Thursday, December 15, 2011

Adjusted Basis

In yesterday’s post about the cheap way out I mentioned the use of the words "adjusted basis" as
another thing that provides the supplier with cheap way out. Today I want to explain what that means.

The term “adjusted basis” is something that suppliers may seek to insert into a term where the Supplier is obligated to refund the buyer the purchase price. For example, if the Supplier was unable to get a license in the event of an infringement of a third party’s intellectual property rights, they may be obligated to refund the price. If a product failed to meet agreed performance specifications and that could not be corrected, they may be obligated to refund the purchase price.When they attempt to insert language that says that the refund will be on an adjusted basis, what they are saying is that the refund will not be what you paid, it will be less taking into account depreciation, wear and tear, damage to the product or other things that reduce the asset’s value.

The important thing for you to consider is what will be the impact to you of not being able to use the product in the future. For example if you licensed software and you could no longer use that software what would be the impact? If it was used on a stand alone basis and you can simply use another program the impact is small and maybe getting a refund on an adjusted basis may be reasonable. What if you wrote a large amount of code that was linked to using that program which you will no longer be able to use? How would you then fee about getting back less than you paid?
What if you paid to have a piece of capital equipment delivered, and rigged to the site of use and now you’ll have to have that removed, Do you really want to get back only a portion of what you paid?

PROBLEM TO WORK ON. Print, word for word, the part of the post on adjusted basis starting with "In yesterday’s post" and going on through "what that means.".

DATA.

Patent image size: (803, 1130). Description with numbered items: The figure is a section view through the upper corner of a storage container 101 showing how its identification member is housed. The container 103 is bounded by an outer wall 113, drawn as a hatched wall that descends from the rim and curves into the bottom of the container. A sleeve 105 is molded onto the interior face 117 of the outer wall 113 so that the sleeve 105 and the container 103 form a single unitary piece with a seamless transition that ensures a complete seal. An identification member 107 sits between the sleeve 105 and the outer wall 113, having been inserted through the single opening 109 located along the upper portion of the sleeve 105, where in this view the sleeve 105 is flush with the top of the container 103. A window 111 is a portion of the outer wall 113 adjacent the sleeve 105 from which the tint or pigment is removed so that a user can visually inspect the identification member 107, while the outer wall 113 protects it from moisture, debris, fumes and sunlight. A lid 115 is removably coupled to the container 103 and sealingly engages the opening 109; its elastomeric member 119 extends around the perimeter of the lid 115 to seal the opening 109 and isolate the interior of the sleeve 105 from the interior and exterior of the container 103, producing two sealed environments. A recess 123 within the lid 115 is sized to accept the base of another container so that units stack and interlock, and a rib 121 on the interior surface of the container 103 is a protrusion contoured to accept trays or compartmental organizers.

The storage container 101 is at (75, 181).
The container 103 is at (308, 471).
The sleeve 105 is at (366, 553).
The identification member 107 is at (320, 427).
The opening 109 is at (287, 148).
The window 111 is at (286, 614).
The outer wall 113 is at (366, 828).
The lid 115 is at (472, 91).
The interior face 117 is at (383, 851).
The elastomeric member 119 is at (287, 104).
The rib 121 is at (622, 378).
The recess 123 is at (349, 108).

OUTPUT BELOW.
In yesterday’s post about the cheap way out I mentioned the use of the words "adjusted basis" as
another thing that provides the supplier with cheap way out. Today I want to explain what that means.